** start of Records shown **
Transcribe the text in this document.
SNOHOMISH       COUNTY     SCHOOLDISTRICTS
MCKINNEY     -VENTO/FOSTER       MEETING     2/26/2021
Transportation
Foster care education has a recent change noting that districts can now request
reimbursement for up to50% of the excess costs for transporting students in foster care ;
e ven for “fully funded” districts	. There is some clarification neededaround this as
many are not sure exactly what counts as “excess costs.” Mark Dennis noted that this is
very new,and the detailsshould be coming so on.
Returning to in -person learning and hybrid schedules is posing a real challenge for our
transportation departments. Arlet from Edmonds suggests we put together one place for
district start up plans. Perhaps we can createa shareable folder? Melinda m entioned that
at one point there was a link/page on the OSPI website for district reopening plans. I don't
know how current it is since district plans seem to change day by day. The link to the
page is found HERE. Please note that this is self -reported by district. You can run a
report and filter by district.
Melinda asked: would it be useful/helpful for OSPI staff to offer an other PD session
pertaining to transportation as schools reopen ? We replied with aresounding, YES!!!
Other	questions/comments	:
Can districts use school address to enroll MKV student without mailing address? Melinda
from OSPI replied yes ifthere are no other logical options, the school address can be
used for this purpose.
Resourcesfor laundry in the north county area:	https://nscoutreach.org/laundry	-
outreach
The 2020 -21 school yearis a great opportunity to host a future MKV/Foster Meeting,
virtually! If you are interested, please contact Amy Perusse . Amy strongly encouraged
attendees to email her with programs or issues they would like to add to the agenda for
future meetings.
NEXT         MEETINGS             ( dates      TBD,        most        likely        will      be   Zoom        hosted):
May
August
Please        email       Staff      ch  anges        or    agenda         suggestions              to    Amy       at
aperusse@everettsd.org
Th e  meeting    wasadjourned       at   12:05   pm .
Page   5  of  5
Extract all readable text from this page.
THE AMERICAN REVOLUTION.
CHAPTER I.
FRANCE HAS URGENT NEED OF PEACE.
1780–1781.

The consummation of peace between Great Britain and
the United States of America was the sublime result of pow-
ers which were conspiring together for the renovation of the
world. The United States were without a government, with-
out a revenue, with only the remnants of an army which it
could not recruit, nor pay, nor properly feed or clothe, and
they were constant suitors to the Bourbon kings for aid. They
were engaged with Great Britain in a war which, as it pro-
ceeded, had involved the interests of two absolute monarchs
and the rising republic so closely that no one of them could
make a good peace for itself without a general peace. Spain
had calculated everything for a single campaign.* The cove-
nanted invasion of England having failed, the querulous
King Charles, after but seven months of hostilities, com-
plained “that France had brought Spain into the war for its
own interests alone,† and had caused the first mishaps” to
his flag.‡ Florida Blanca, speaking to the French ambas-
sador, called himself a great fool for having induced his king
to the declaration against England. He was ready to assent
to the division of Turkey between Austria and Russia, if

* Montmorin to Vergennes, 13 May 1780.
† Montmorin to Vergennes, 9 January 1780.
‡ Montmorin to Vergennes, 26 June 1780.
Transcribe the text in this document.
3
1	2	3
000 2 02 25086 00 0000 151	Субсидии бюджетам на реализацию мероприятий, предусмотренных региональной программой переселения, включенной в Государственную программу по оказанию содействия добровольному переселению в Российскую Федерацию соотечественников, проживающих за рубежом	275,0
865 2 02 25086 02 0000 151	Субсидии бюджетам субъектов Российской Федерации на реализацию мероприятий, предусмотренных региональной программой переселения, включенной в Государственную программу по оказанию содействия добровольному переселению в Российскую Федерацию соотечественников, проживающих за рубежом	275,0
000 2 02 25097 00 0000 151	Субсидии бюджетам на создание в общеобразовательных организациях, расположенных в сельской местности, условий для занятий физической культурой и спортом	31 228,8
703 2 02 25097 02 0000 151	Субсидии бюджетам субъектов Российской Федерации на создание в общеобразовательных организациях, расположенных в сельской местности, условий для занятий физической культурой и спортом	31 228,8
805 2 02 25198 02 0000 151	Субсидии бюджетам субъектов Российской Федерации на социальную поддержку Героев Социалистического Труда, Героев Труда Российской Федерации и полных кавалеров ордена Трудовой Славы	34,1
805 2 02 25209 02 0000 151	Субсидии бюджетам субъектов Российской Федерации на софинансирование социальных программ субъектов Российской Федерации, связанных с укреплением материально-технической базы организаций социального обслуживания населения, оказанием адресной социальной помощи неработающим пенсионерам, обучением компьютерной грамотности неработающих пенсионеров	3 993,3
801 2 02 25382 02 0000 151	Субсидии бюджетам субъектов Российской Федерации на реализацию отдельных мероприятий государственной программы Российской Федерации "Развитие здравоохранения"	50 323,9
** end of Records shown **
Check each line of the entries above for the word "организациях". List the ones that have it.

## Task output
000 2 02 25097 00 0000 151	Субсидии бюджетам на создание в общеобразовательных организациях, расположенных в сельской местности, условий для занятий физической культурой и спортом	31 228,8
703 2 02 25097 02 0000 151	Субсидии бюджетам субъектов Российской Федерации на создание в общеобразовательных организациях, расположенных в сельской местности, условий для занятий физической культурой и спортом	31 228,8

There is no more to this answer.